Some records:
>> BEGIN
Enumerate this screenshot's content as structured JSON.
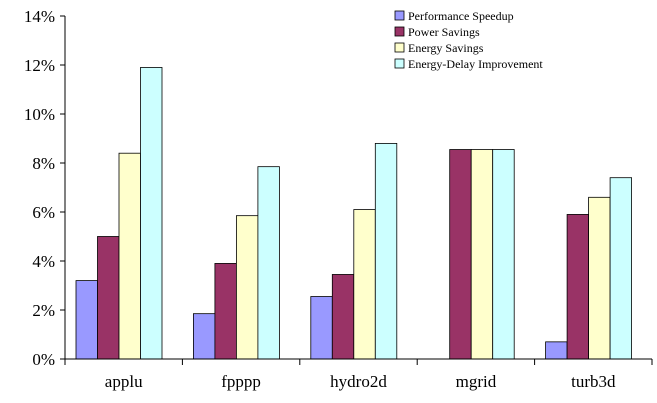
{
  "chart_data": {
    "type": "bar",
    "title": "",
    "xlabel": "",
    "ylabel": "",
    "categories": [
      "applu",
      "fpppp",
      "hydro2d",
      "mgrid",
      "turb3d"
    ],
    "series": [
      {
        "name": "Performance Speedup",
        "color": "#9999ff",
        "values": [
          3.2,
          1.85,
          2.55,
          0.0,
          0.7
        ]
      },
      {
        "name": "Power Savings",
        "color": "#993366",
        "values": [
          5.0,
          3.9,
          3.45,
          8.55,
          5.9
        ]
      },
      {
        "name": "Energy Savings",
        "color": "#ffffcc",
        "values": [
          8.4,
          5.85,
          6.1,
          8.55,
          6.6
        ]
      },
      {
        "name": "Energy-Delay Improvement",
        "color": "#ccffff",
        "values": [
          11.9,
          7.85,
          8.8,
          8.55,
          7.4
        ]
      }
    ],
    "ylim": [
      0,
      14
    ],
    "yticks": [
      0,
      2,
      4,
      6,
      8,
      10,
      12,
      14
    ],
    "ytick_labels": [
      "0%",
      "2%",
      "4%",
      "6%",
      "8%",
      "10%",
      "12%",
      "14%"
    ],
    "grid": false,
    "legend_position": "top-right"
  }
}
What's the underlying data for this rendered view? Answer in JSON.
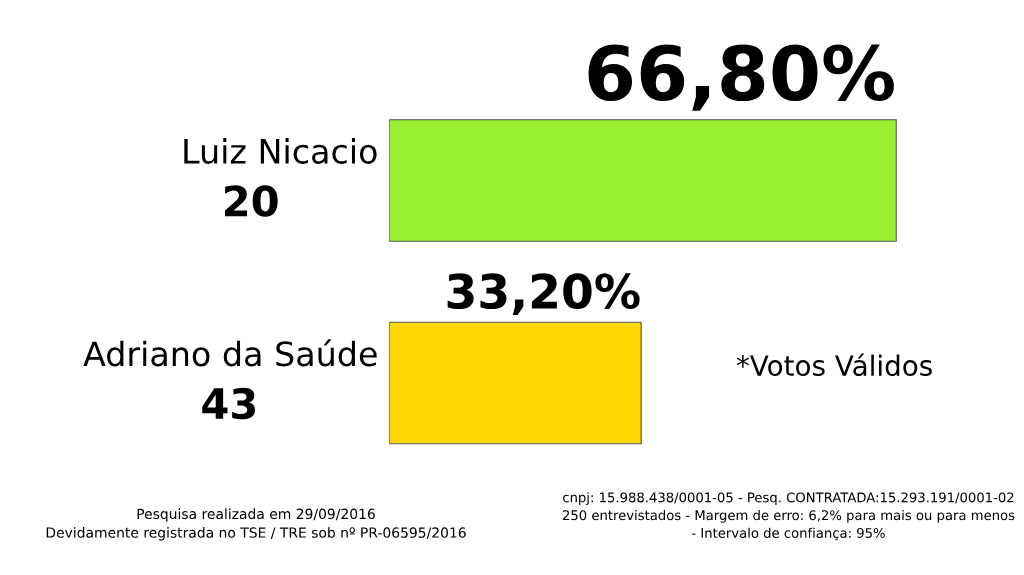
{
  "chart_data": {
    "type": "bar",
    "orientation": "horizontal",
    "categories": [
      "Luiz Nicacio\n20",
      "Adriano da Saúde\n43"
    ],
    "values": [
      66.8,
      33.2
    ],
    "colors": [
      "#99f033",
      "#ffd800"
    ],
    "value_labels": [
      "66,80%",
      "33,20%"
    ],
    "annotations": [
      "*Votos Válidos",
      "Pesquisa realizada em 29/09/2016\nDevidamente registrada no TSE / TRE sob nº PR-06595/2016",
      "cnpj: 15.988.438/0001-05 - Pesq. CONTRATADA:15.293.191/0001-02\n250 entrevistados - Margem de erro: 6,2% para mais ou para menos\n- Intervalo de confiança: 95%"
    ]
  }
}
>> END
### TASK TO CARRY OUT
Would you set down the listing exactly, omitting pictures?

### WRITTEN RESPONSE
Enumerate this screenshot's content as structured JSON.
{
  "chart_data": {
    "type": "bar",
    "title": "",
    "xlabel": "",
    "ylabel": "",
    "categories": [
      "applu",
      "fpppp",
      "hydro2d",
      "mgrid",
      "turb3d"
    ],
    "series": [
      {
        "name": "Performance Speedup",
        "color": "#9999ff",
        "values": [
          3.2,
          1.85,
          2.55,
          0.0,
          0.7
        ]
      },
      {
        "name": "Power Savings",
        "color": "#993366",
        "values": [
          5.0,
          3.9,
          3.45,
          8.55,
          5.9
        ]
      },
      {
        "name": "Energy Savings",
        "color": "#ffffcc",
        "values": [
          8.4,
          5.85,
          6.1,
          8.55,
          6.6
        ]
      },
      {
        "name": "Energy-Delay Improvement",
        "color": "#ccffff",
        "values": [
          11.9,
          7.85,
          8.8,
          8.55,
          7.4
        ]
      }
    ],
    "ylim": [
      0,
      14
    ],
    "yticks": [
      0,
      2,
      4,
      6,
      8,
      10,
      12,
      14
    ],
    "ytick_labels": [
      "0%",
      "2%",
      "4%",
      "6%",
      "8%",
      "10%",
      "12%",
      "14%"
    ],
    "grid": false,
    "legend_position": "top-right"
  }
}
What's the underlying data for this rendered view? Answer in JSON.
{
  "chart_data": {
    "type": "bar",
    "orientation": "horizontal",
    "categories": [
      "Luiz Nicacio\n20",
      "Adriano da Saúde\n43"
    ],
    "values": [
      66.8,
      33.2
    ],
    "colors": [
      "#99f033",
      "#ffd800"
    ],
    "value_labels": [
      "66,80%",
      "33,20%"
    ],
    "annotations": [
      "*Votos Válidos",
      "Pesquisa realizada em 29/09/2016\nDevidamente registrada no TSE / TRE sob nº PR-06595/2016",
      "cnpj: 15.988.438/0001-05 - Pesq. CONTRATADA:15.293.191/0001-02\n250 entrevistados - Margem de erro: 6,2% para mais ou para menos\n- Intervalo de confiança: 95%"
    ]
  }
}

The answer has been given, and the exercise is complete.